-- Begin --

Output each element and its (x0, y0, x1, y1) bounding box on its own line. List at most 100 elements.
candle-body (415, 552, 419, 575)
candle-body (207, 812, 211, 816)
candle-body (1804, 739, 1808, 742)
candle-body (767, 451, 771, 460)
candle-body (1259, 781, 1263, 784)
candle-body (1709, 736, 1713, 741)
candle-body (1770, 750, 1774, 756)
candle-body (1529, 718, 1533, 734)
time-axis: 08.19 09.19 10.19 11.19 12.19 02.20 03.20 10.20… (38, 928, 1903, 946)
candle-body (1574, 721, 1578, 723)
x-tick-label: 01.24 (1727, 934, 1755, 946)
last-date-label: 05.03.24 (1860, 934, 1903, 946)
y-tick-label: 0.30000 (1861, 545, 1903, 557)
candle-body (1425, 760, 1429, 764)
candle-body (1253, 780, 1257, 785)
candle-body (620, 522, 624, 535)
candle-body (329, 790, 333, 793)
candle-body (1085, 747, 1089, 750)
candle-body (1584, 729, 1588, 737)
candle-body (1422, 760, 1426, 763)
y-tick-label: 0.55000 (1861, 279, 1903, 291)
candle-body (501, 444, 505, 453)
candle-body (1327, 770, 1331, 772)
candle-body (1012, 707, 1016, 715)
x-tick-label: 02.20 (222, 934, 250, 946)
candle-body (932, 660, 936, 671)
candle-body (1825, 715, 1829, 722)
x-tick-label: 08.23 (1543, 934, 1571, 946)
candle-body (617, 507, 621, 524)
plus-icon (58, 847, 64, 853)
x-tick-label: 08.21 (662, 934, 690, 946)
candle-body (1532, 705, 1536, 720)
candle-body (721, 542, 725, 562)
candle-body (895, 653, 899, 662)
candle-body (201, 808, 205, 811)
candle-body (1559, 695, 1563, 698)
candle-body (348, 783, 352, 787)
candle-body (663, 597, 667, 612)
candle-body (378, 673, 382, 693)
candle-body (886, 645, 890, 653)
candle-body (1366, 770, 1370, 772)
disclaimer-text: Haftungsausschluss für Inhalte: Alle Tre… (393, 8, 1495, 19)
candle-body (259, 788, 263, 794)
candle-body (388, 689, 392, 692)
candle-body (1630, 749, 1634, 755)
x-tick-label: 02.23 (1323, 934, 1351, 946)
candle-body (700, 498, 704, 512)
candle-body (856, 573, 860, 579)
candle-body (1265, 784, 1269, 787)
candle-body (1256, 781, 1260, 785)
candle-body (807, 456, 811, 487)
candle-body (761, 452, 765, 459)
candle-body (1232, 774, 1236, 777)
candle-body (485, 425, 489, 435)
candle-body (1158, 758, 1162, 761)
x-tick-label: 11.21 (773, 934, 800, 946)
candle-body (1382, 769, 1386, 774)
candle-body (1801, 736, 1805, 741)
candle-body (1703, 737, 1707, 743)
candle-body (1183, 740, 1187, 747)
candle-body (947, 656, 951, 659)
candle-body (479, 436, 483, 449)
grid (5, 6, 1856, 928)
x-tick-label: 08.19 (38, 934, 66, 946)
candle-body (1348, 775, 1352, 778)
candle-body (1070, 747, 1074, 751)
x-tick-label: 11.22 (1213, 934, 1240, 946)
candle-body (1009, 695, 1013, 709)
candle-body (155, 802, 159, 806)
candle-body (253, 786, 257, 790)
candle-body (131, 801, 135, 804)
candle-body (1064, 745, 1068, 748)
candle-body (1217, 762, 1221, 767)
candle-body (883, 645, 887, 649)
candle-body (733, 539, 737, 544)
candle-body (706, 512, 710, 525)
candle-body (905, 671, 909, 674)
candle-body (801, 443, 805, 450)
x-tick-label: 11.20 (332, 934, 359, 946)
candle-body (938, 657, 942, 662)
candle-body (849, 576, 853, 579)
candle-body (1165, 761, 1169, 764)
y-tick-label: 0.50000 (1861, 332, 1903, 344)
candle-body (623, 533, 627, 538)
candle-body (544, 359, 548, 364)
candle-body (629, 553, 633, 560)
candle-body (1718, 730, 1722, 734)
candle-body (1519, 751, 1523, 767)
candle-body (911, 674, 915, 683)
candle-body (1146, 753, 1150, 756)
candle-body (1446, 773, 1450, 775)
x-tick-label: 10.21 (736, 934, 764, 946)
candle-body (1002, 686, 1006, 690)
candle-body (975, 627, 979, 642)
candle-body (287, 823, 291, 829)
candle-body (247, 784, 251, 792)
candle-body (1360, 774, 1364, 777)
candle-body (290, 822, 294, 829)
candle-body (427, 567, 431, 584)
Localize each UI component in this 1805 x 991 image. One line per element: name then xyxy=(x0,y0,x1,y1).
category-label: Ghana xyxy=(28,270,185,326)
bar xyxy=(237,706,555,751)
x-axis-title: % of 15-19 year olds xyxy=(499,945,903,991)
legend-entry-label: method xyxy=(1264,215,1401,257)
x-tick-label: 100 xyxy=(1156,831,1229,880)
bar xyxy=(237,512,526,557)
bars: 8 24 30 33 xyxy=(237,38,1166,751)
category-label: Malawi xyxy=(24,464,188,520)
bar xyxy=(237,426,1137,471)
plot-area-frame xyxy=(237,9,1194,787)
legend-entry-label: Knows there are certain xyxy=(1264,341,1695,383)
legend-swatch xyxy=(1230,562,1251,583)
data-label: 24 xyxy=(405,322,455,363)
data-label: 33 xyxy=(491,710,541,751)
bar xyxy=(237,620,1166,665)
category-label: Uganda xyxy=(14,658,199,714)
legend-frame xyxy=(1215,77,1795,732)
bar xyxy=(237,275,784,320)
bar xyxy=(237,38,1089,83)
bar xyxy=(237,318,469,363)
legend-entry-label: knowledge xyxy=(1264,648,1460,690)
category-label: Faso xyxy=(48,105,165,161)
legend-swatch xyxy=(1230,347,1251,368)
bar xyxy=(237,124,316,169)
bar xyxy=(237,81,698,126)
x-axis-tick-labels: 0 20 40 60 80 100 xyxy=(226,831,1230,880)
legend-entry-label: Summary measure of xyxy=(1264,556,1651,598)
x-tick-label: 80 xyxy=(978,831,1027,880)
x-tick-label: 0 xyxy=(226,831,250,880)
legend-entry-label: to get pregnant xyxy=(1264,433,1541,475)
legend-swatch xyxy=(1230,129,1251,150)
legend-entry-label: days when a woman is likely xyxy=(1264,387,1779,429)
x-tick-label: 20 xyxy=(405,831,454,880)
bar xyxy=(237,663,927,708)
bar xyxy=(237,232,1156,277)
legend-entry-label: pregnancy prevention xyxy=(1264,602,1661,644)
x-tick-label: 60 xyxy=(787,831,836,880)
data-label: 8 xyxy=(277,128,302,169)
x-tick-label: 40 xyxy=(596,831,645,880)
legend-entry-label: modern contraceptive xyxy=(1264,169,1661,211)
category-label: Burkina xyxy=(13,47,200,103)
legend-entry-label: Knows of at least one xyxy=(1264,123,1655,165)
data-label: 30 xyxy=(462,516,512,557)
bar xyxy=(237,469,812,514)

-- End --

> [The exercise]
Reproduce all of the material above line for line, with every character unchanged.

> [Expected answer]
Output each element and its (x0, y0, x1, y1) bounding box on its own line. List at most 100 elements.
candle-body (415, 552, 419, 575)
candle-body (207, 812, 211, 816)
candle-body (1804, 739, 1808, 742)
candle-body (767, 451, 771, 460)
candle-body (1259, 781, 1263, 784)
candle-body (1709, 736, 1713, 741)
candle-body (1770, 750, 1774, 756)
candle-body (1529, 718, 1533, 734)
time-axis: 08.19 09.19 10.19 11.19 12.19 02.20 03.20 10.20… (38, 928, 1903, 946)
candle-body (1574, 721, 1578, 723)
x-tick-label: 01.24 (1727, 934, 1755, 946)
last-date-label: 05.03.24 (1860, 934, 1903, 946)
y-tick-label: 0.30000 (1861, 545, 1903, 557)
candle-body (1425, 760, 1429, 764)
candle-body (1253, 780, 1257, 785)
candle-body (620, 522, 624, 535)
candle-body (329, 790, 333, 793)
candle-body (1085, 747, 1089, 750)
candle-body (1584, 729, 1588, 737)
candle-body (1422, 760, 1426, 763)
y-tick-label: 0.55000 (1861, 279, 1903, 291)
candle-body (501, 444, 505, 453)
candle-body (1327, 770, 1331, 772)
candle-body (1012, 707, 1016, 715)
x-tick-label: 02.20 (222, 934, 250, 946)
candle-body (932, 660, 936, 671)
candle-body (1825, 715, 1829, 722)
x-tick-label: 08.23 (1543, 934, 1571, 946)
candle-body (617, 507, 621, 524)
plus-icon (58, 847, 64, 853)
x-tick-label: 08.21 (662, 934, 690, 946)
candle-body (1532, 705, 1536, 720)
candle-body (721, 542, 725, 562)
candle-body (895, 653, 899, 662)
candle-body (201, 808, 205, 811)
candle-body (1559, 695, 1563, 698)
candle-body (348, 783, 352, 787)
candle-body (663, 597, 667, 612)
candle-body (378, 673, 382, 693)
candle-body (886, 645, 890, 653)
candle-body (1366, 770, 1370, 772)
disclaimer-text: Haftungsausschluss für Inhalte: Alle Tre… (393, 8, 1495, 19)
candle-body (259, 788, 263, 794)
candle-body (388, 689, 392, 692)
candle-body (1630, 749, 1634, 755)
x-tick-label: 02.23 (1323, 934, 1351, 946)
candle-body (700, 498, 704, 512)
candle-body (856, 573, 860, 579)
candle-body (1265, 784, 1269, 787)
candle-body (1256, 781, 1260, 785)
candle-body (807, 456, 811, 487)
candle-body (761, 452, 765, 459)
candle-body (1232, 774, 1236, 777)
candle-body (485, 425, 489, 435)
candle-body (1158, 758, 1162, 761)
x-tick-label: 11.21 (773, 934, 800, 946)
candle-body (1382, 769, 1386, 774)
candle-body (1801, 736, 1805, 741)
candle-body (1703, 737, 1707, 743)
candle-body (1183, 740, 1187, 747)
candle-body (947, 656, 951, 659)
candle-body (479, 436, 483, 449)
grid (5, 6, 1856, 928)
x-tick-label: 08.19 (38, 934, 66, 946)
candle-body (1348, 775, 1352, 778)
candle-body (1070, 747, 1074, 751)
x-tick-label: 11.22 (1213, 934, 1240, 946)
candle-body (1009, 695, 1013, 709)
candle-body (155, 802, 159, 806)
candle-body (253, 786, 257, 790)
candle-body (131, 801, 135, 804)
candle-body (1064, 745, 1068, 748)
candle-body (1217, 762, 1221, 767)
candle-body (883, 645, 887, 649)
candle-body (733, 539, 737, 544)
candle-body (706, 512, 710, 525)
candle-body (905, 671, 909, 674)
candle-body (801, 443, 805, 450)
x-tick-label: 11.20 (332, 934, 359, 946)
candle-body (938, 657, 942, 662)
candle-body (849, 576, 853, 579)
candle-body (1165, 761, 1169, 764)
y-tick-label: 0.50000 (1861, 332, 1903, 344)
candle-body (623, 533, 627, 538)
candle-body (544, 359, 548, 364)
candle-body (629, 553, 633, 560)
candle-body (1718, 730, 1722, 734)
candle-body (1519, 751, 1523, 767)
candle-body (911, 674, 915, 683)
candle-body (1146, 753, 1150, 756)
candle-body (1446, 773, 1450, 775)
x-tick-label: 10.21 (736, 934, 764, 946)
candle-body (1002, 686, 1006, 690)
candle-body (975, 627, 979, 642)
candle-body (287, 823, 291, 829)
candle-body (247, 784, 251, 792)
candle-body (1360, 774, 1364, 777)
candle-body (290, 822, 294, 829)
candle-body (427, 567, 431, 584)
Localize each UI component in this 1805 x 991 image. One line per element: name then xyxy=(x0,y0,x1,y1).
category-label: Ghana xyxy=(28,270,185,326)
bar xyxy=(237,706,555,751)
x-axis-title: % of 15-19 year olds xyxy=(499,945,903,991)
legend-entry-label: method xyxy=(1264,215,1401,257)
x-tick-label: 100 xyxy=(1156,831,1229,880)
bar xyxy=(237,512,526,557)
bars: 8 24 30 33 xyxy=(237,38,1166,751)
category-label: Malawi xyxy=(24,464,188,520)
bar xyxy=(237,426,1137,471)
plot-area-frame xyxy=(237,9,1194,787)
legend-entry-label: Knows there are certain xyxy=(1264,341,1695,383)
legend-swatch xyxy=(1230,562,1251,583)
data-label: 24 xyxy=(405,322,455,363)
data-label: 33 xyxy=(491,710,541,751)
bar xyxy=(237,620,1166,665)
category-label: Uganda xyxy=(14,658,199,714)
legend-frame xyxy=(1215,77,1795,732)
bar xyxy=(237,275,784,320)
bar xyxy=(237,38,1089,83)
bar xyxy=(237,318,469,363)
legend-entry-label: knowledge xyxy=(1264,648,1460,690)
category-label: Faso xyxy=(48,105,165,161)
legend-swatch xyxy=(1230,347,1251,368)
bar xyxy=(237,124,316,169)
bar xyxy=(237,81,698,126)
x-axis-tick-labels: 0 20 40 60 80 100 xyxy=(226,831,1230,880)
legend-entry-label: Summary measure of xyxy=(1264,556,1651,598)
x-tick-label: 80 xyxy=(978,831,1027,880)
x-tick-label: 0 xyxy=(226,831,250,880)
legend-entry-label: to get pregnant xyxy=(1264,433,1541,475)
legend-swatch xyxy=(1230,129,1251,150)
legend-entry-label: days when a woman is likely xyxy=(1264,387,1779,429)
x-tick-label: 20 xyxy=(405,831,454,880)
bar xyxy=(237,663,927,708)
bar xyxy=(237,232,1156,277)
legend-entry-label: pregnancy prevention xyxy=(1264,602,1661,644)
x-tick-label: 60 xyxy=(787,831,836,880)
data-label: 8 xyxy=(277,128,302,169)
x-tick-label: 40 xyxy=(596,831,645,880)
legend-entry-label: modern contraceptive xyxy=(1264,169,1661,211)
category-label: Burkina xyxy=(13,47,200,103)
legend-entry-label: Knows of at least one xyxy=(1264,123,1655,165)
data-label: 30 xyxy=(462,516,512,557)
bar xyxy=(237,469,812,514)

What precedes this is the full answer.